Exercise:
What follows is a set of records, each of which is to be written out exactly.

begin Extracted entries

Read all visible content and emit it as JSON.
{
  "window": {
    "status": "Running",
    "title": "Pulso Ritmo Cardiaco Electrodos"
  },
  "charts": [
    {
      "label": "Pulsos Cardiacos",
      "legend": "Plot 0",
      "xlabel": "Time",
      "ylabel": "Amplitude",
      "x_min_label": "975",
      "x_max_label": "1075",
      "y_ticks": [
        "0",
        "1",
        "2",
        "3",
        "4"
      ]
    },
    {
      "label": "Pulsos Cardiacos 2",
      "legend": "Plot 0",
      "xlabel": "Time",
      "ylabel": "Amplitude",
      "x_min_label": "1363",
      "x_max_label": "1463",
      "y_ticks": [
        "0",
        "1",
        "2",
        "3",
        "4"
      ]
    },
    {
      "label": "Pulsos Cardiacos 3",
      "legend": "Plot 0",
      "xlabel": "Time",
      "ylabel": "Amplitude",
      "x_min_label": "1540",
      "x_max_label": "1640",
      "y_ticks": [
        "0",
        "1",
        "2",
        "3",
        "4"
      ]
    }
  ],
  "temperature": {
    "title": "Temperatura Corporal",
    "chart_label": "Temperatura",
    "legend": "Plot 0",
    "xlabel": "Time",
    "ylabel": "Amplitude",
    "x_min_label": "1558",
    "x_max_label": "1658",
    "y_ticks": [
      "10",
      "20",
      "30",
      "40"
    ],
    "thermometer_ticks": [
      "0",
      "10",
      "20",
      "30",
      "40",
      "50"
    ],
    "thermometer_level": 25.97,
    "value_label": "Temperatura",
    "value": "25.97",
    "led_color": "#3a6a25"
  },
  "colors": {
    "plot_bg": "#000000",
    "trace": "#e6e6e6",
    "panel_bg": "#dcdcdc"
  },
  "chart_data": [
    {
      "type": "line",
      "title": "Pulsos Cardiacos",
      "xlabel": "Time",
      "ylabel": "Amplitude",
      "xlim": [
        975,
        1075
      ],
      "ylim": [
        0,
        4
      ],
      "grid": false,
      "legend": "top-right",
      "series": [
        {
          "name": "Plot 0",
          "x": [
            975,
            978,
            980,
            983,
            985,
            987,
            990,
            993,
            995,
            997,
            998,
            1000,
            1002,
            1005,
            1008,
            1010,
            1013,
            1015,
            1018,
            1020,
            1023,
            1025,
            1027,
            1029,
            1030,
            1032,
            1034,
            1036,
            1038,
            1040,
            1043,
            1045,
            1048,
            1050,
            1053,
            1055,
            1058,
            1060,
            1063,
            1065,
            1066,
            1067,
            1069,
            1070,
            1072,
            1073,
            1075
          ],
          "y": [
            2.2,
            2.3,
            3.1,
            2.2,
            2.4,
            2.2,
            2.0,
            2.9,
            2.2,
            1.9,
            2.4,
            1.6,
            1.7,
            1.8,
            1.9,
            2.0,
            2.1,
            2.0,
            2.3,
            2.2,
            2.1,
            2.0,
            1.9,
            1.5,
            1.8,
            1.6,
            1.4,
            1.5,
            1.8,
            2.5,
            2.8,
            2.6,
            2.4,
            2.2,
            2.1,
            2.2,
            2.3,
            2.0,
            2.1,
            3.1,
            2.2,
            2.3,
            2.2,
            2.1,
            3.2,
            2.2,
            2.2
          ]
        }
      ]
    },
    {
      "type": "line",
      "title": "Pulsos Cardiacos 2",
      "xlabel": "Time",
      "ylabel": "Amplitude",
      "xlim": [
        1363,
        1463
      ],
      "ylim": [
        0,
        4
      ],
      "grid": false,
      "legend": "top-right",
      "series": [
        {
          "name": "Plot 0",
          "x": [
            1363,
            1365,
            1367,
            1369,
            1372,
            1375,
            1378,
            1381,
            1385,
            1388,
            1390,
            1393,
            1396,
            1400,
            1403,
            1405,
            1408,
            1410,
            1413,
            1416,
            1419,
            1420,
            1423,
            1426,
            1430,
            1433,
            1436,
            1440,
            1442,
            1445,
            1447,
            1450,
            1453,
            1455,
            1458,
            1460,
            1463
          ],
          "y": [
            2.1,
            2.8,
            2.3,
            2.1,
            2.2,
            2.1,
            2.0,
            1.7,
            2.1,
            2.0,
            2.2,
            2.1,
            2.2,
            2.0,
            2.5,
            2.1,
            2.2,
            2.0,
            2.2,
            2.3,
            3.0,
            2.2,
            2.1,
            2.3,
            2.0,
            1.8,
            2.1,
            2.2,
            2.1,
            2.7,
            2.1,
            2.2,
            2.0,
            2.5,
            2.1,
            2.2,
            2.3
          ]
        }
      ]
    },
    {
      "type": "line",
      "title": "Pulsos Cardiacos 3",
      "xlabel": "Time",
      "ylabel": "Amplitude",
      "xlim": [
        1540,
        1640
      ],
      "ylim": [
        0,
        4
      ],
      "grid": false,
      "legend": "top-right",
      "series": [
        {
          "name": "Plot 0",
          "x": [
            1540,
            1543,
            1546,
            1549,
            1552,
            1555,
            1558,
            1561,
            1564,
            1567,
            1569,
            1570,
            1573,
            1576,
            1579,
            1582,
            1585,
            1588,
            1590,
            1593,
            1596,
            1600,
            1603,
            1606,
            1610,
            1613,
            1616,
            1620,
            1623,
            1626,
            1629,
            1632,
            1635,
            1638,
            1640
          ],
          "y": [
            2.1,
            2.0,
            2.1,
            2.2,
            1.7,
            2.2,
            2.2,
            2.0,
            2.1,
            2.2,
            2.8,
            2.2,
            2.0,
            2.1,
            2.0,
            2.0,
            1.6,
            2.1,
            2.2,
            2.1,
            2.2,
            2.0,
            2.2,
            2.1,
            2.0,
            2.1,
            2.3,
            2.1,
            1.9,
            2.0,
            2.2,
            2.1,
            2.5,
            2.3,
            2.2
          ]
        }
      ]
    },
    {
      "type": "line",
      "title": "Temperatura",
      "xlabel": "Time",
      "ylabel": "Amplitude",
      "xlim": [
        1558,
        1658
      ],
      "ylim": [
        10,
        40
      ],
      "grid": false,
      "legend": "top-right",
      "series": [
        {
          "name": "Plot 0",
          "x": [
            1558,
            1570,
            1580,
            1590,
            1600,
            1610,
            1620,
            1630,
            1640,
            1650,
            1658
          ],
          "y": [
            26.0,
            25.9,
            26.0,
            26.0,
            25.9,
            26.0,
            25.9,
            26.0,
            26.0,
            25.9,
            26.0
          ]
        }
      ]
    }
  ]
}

end Extracted entries

Reply to the task:
Read all visible content and emit it as JSON.
{
  "window": {
    "status": "Running",
    "title": "Pulso Ritmo Cardiaco Electrodos"
  },
  "charts": [
    {
      "label": "Pulsos Cardiacos",
      "legend": "Plot 0",
      "xlabel": "Time",
      "ylabel": "Amplitude",
      "x_min_label": "975",
      "x_max_label": "1075",
      "y_ticks": [
        "0",
        "1",
        "2",
        "3",
        "4"
      ]
    },
    {
      "label": "Pulsos Cardiacos 2",
      "legend": "Plot 0",
      "xlabel": "Time",
      "ylabel": "Amplitude",
      "x_min_label": "1363",
      "x_max_label": "1463",
      "y_ticks": [
        "0",
        "1",
        "2",
        "3",
        "4"
      ]
    },
    {
      "label": "Pulsos Cardiacos 3",
      "legend": "Plot 0",
      "xlabel": "Time",
      "ylabel": "Amplitude",
      "x_min_label": "1540",
      "x_max_label": "1640",
      "y_ticks": [
        "0",
        "1",
        "2",
        "3",
        "4"
      ]
    }
  ],
  "temperature": {
    "title": "Temperatura Corporal",
    "chart_label": "Temperatura",
    "legend": "Plot 0",
    "xlabel": "Time",
    "ylabel": "Amplitude",
    "x_min_label": "1558",
    "x_max_label": "1658",
    "y_ticks": [
      "10",
      "20",
      "30",
      "40"
    ],
    "thermometer_ticks": [
      "0",
      "10",
      "20",
      "30",
      "40",
      "50"
    ],
    "thermometer_level": 25.97,
    "value_label": "Temperatura",
    "value": "25.97",
    "led_color": "#3a6a25"
  },
  "colors": {
    "plot_bg": "#000000",
    "trace": "#e6e6e6",
    "panel_bg": "#dcdcdc"
  },
  "chart_data": [
    {
      "type": "line",
      "title": "Pulsos Cardiacos",
      "xlabel": "Time",
      "ylabel": "Amplitude",
      "xlim": [
        975,
        1075
      ],
      "ylim": [
        0,
        4
      ],
      "grid": false,
      "legend": "top-right",
      "series": [
        {
          "name": "Plot 0",
          "x": [
            975,
            978,
            980,
            983,
            985,
            987,
            990,
            993,
            995,
            997,
            998,
            1000,
            1002,
            1005,
            1008,
            1010,
            1013,
            1015,
            1018,
            1020,
            1023,
            1025,
            1027,
            1029,
            1030,
            1032,
            1034,
            1036,
            1038,
            1040,
            1043,
            1045,
            1048,
            1050,
            1053,
            1055,
            1058,
            1060,
            1063,
            1065,
            1066,
            1067,
            1069,
            1070,
            1072,
            1073,
            1075
          ],
          "y": [
            2.2,
            2.3,
            3.1,
            2.2,
            2.4,
            2.2,
            2.0,
            2.9,
            2.2,
            1.9,
            2.4,
            1.6,
            1.7,
            1.8,
            1.9,
            2.0,
            2.1,
            2.0,
            2.3,
            2.2,
            2.1,
            2.0,
            1.9,
            1.5,
            1.8,
            1.6,
            1.4,
            1.5,
            1.8,
            2.5,
            2.8,
            2.6,
            2.4,
            2.2,
            2.1,
            2.2,
            2.3,
            2.0,
            2.1,
            3.1,
            2.2,
            2.3,
            2.2,
            2.1,
            3.2,
            2.2,
            2.2
          ]
        }
      ]
    },
    {
      "type": "line",
      "title": "Pulsos Cardiacos 2",
      "xlabel": "Time",
      "ylabel": "Amplitude",
      "xlim": [
        1363,
        1463
      ],
      "ylim": [
        0,
        4
      ],
      "grid": false,
      "legend": "top-right",
      "series": [
        {
          "name": "Plot 0",
          "x": [
            1363,
            1365,
            1367,
            1369,
            1372,
            1375,
            1378,
            1381,
            1385,
            1388,
            1390,
            1393,
            1396,
            1400,
            1403,
            1405,
            1408,
            1410,
            1413,
            1416,
            1419,
            1420,
            1423,
            1426,
            1430,
            1433,
            1436,
            1440,
            1442,
            1445,
            1447,
            1450,
            1453,
            1455,
            1458,
            1460,
            1463
          ],
          "y": [
            2.1,
            2.8,
            2.3,
            2.1,
            2.2,
            2.1,
            2.0,
            1.7,
            2.1,
            2.0,
            2.2,
            2.1,
            2.2,
            2.0,
            2.5,
            2.1,
            2.2,
            2.0,
            2.2,
            2.3,
            3.0,
            2.2,
            2.1,
            2.3,
            2.0,
            1.8,
            2.1,
            2.2,
            2.1,
            2.7,
            2.1,
            2.2,
            2.0,
            2.5,
            2.1,
            2.2,
            2.3
          ]
        }
      ]
    },
    {
      "type": "line",
      "title": "Pulsos Cardiacos 3",
      "xlabel": "Time",
      "ylabel": "Amplitude",
      "xlim": [
        1540,
        1640
      ],
      "ylim": [
        0,
        4
      ],
      "grid": false,
      "legend": "top-right",
      "series": [
        {
          "name": "Plot 0",
          "x": [
            1540,
            1543,
            1546,
            1549,
            1552,
            1555,
            1558,
            1561,
            1564,
            1567,
            1569,
            1570,
            1573,
            1576,
            1579,
            1582,
            1585,
            1588,
            1590,
            1593,
            1596,
            1600,
            1603,
            1606,
            1610,
            1613,
            1616,
            1620,
            1623,
            1626,
            1629,
            1632,
            1635,
            1638,
            1640
          ],
          "y": [
            2.1,
            2.0,
            2.1,
            2.2,
            1.7,
            2.2,
            2.2,
            2.0,
            2.1,
            2.2,
            2.8,
            2.2,
            2.0,
            2.1,
            2.0,
            2.0,
            1.6,
            2.1,
            2.2,
            2.1,
            2.2,
            2.0,
            2.2,
            2.1,
            2.0,
            2.1,
            2.3,
            2.1,
            1.9,
            2.0,
            2.2,
            2.1,
            2.5,
            2.3,
            2.2
          ]
        }
      ]
    },
    {
      "type": "line",
      "title": "Temperatura",
      "xlabel": "Time",
      "ylabel": "Amplitude",
      "xlim": [
        1558,
        1658
      ],
      "ylim": [
        10,
        40
      ],
      "grid": false,
      "legend": "top-right",
      "series": [
        {
          "name": "Plot 0",
          "x": [
            1558,
            1570,
            1580,
            1590,
            1600,
            1610,
            1620,
            1630,
            1640,
            1650,
            1658
          ],
          "y": [
            26.0,
            25.9,
            26.0,
            26.0,
            25.9,
            26.0,
            25.9,
            26.0,
            26.0,
            25.9,
            26.0
          ]
        }
      ]
    }
  ]
}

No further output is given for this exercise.